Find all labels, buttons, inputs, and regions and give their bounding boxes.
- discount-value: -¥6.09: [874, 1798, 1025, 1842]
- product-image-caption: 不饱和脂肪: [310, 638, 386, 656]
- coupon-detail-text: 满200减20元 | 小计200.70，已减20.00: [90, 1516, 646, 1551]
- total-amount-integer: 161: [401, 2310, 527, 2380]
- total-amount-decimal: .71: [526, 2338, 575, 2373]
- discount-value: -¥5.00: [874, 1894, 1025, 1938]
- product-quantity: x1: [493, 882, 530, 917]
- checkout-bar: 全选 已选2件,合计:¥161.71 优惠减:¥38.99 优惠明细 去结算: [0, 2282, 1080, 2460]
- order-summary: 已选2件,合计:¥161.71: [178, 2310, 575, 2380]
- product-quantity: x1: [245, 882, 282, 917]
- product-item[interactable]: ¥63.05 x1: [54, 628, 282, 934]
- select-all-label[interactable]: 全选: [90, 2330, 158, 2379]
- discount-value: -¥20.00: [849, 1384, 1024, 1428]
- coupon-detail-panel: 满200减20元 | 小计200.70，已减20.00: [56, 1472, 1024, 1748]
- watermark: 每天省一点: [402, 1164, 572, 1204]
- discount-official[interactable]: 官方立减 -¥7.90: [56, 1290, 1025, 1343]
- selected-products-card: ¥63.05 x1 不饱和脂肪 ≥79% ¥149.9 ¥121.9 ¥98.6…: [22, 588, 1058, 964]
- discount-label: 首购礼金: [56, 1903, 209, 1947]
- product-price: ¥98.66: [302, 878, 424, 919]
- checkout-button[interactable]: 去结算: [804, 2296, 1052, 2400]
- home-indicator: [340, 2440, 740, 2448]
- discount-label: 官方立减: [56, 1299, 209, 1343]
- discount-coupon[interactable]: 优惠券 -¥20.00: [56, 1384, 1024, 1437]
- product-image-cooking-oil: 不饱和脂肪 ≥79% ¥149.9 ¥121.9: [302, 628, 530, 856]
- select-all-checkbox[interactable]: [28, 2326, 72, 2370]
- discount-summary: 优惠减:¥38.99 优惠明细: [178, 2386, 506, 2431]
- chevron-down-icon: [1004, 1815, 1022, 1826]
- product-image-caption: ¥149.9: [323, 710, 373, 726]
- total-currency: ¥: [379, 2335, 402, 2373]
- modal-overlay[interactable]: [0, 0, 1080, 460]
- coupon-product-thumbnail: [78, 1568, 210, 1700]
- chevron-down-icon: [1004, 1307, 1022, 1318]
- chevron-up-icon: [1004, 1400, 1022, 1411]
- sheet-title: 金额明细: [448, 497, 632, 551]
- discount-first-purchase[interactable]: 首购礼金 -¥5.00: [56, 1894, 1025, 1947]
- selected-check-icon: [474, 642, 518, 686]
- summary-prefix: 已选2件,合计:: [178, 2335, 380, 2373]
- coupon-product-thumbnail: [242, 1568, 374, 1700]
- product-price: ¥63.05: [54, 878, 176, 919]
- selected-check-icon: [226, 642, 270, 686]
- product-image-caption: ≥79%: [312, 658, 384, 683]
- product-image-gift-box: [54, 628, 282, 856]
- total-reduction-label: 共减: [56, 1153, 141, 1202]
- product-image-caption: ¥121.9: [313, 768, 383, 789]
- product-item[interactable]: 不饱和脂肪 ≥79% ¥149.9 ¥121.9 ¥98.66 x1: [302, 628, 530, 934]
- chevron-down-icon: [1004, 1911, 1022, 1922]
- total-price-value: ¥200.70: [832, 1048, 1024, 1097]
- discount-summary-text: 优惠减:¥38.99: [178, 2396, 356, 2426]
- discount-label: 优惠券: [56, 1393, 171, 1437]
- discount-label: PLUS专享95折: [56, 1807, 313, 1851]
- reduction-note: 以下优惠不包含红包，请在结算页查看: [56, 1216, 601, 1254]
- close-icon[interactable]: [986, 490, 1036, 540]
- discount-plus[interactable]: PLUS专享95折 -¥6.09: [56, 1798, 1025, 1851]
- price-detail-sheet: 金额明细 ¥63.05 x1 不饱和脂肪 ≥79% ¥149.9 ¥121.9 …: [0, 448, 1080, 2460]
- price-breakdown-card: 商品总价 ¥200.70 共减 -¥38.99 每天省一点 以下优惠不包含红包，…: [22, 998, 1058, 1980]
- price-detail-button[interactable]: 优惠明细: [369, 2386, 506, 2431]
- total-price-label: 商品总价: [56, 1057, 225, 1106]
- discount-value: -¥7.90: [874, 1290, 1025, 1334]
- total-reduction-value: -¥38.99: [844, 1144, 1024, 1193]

::::::::

* **INSTRUCTION**:
Rewrite every line of the items above as a JSON list of strings, one string per line, leaving out blank lines.

* **THE SOLUTION**:
[
  "Find all labels, buttons, inputs, and regions and give their bounding boxes.",
  "- discount-value: -¥6.09: [874, 1798, 1025, 1842]",
  "- product-image-caption: 不饱和脂肪: [310, 638, 386, 656]",
  "- coupon-detail-text: 满200减20元 | 小计200.70，已减20.00: [90, 1516, 646, 1551]",
  "- total-amount-integer: 161: [401, 2310, 527, 2380]",
  "- total-amount-decimal: .71: [526, 2338, 575, 2373]",
  "- discount-value: -¥5.00: [874, 1894, 1025, 1938]",
  "- product-quantity: x1: [493, 882, 530, 917]",
  "- checkout-bar: 全选 已选2件,合计:¥161.71 优惠减:¥38.99 优惠明细 去结算: [0, 2282, 1080, 2460]",
  "- order-summary: 已选2件,合计:¥161.71: [178, 2310, 575, 2380]",
  "- product-quantity: x1: [245, 882, 282, 917]",
  "- product-item[interactable]: ¥63.05 x1: [54, 628, 282, 934]",
  "- select-all-label[interactable]: 全选: [90, 2330, 158, 2379]",
  "- discount-value: -¥20.00: [849, 1384, 1024, 1428]",
  "- coupon-detail-panel: 满200减20元 | 小计200.70，已减20.00: [56, 1472, 1024, 1748]",
  "- watermark: 每天省一点: [402, 1164, 572, 1204]",
  "- discount-official[interactable]: 官方立减 -¥7.90: [56, 1290, 1025, 1343]",
  "- selected-products-card: ¥63.05 x1 不饱和脂肪 ≥79% ¥149.9 ¥121.9 ¥98.6…: [22, 588, 1058, 964]",
  "- discount-label: 首购礼金: [56, 1903, 209, 1947]",
  "- product-price: ¥98.66: [302, 878, 424, 919]",
  "- checkout-button[interactable]: 去结算: [804, 2296, 1052, 2400]",
  "- home-indicator: [340, 2440, 740, 2448]",
  "- discount-label: 官方立减: [56, 1299, 209, 1343]",
  "- discount-coupon[interactable]: 优惠券 -¥20.00: [56, 1384, 1024, 1437]",
  "- product-image-cooking-oil: 不饱和脂肪 ≥79% ¥149.9 ¥121.9: [302, 628, 530, 856]",
  "- select-all-checkbox[interactable]: [28, 2326, 72, 2370]",
  "- discount-summary: 优惠减:¥38.99 优惠明细: [178, 2386, 506, 2431]",
  "- chevron-down-icon: [1004, 1815, 1022, 1826]",
  "- product-image-caption: ¥149.9: [323, 710, 373, 726]",
  "- total-currency: ¥: [379, 2335, 402, 2373]",
  "- modal-overlay[interactable]: [0, 0, 1080, 460]",
  "- coupon-product-thumbnail: [78, 1568, 210, 1700]",
  "- chevron-down-icon: [1004, 1307, 1022, 1318]",
  "- chevron-up-icon: [1004, 1400, 1022, 1411]",
  "- sheet-title: 金额明细: [448, 497, 632, 551]",
  "- discount-first-purchase[interactable]: 首购礼金 -¥5.00: [56, 1894, 1025, 1947]",
  "- selected-check-icon: [474, 642, 518, 686]",
  "- summary-prefix: 已选2件,合计:: [178, 2335, 380, 2373]",
  "- coupon-product-thumbnail: [242, 1568, 374, 1700]",
  "- product-price: ¥63.05: [54, 878, 176, 919]",
  "- selected-check-icon: [226, 642, 270, 686]",
  "- product-image-caption: ≥79%: [312, 658, 384, 683]",
  "- product-image-gift-box: [54, 628, 282, 856]",
  "- total-reduction-label: 共减: [56, 1153, 141, 1202]",
  "- product-image-caption: ¥121.9: [313, 768, 383, 789]",
  "- product-item[interactable]: 不饱和脂肪 ≥79% ¥149.9 ¥121.9 ¥98.66 x1: [302, 628, 530, 934]",
  "- chevron-down-icon: [1004, 1911, 1022, 1922]",
  "- total-price-value: ¥200.70: [832, 1048, 1024, 1097]",
  "- discount-summary-text: 优惠减:¥38.99: [178, 2396, 356, 2426]",
  "- discount-label: 优惠券: [56, 1393, 171, 1437]",
  "- discount-label: PLUS专享95折: [56, 1807, 313, 1851]",
  "- reduction-note: 以下优惠不包含红包，请在结算页查看: [56, 1216, 601, 1254]",
  "- close-icon[interactable]: [986, 490, 1036, 540]",
  "- discount-plus[interactable]: PLUS专享95折 -¥6.09: [56, 1798, 1025, 1851]",
  "- price-detail-sheet: 金额明细 ¥63.05 x1 不饱和脂肪 ≥79% ¥149.9 ¥121.9 …: [0, 448, 1080, 2460]",
  "- price-breakdown-card: 商品总价 ¥200.70 共减 -¥38.99 每天省一点 以下优惠不包含红包，…: [22, 998, 1058, 1980]",
  "- price-detail-button[interactable]: 优惠明细: [369, 2386, 506, 2431]",
  "- total-price-label: 商品总价: [56, 1057, 225, 1106]",
  "- discount-value: -¥7.90: [874, 1290, 1025, 1334]",
  "- total-reduction-value: -¥38.99: [844, 1144, 1024, 1193]"
]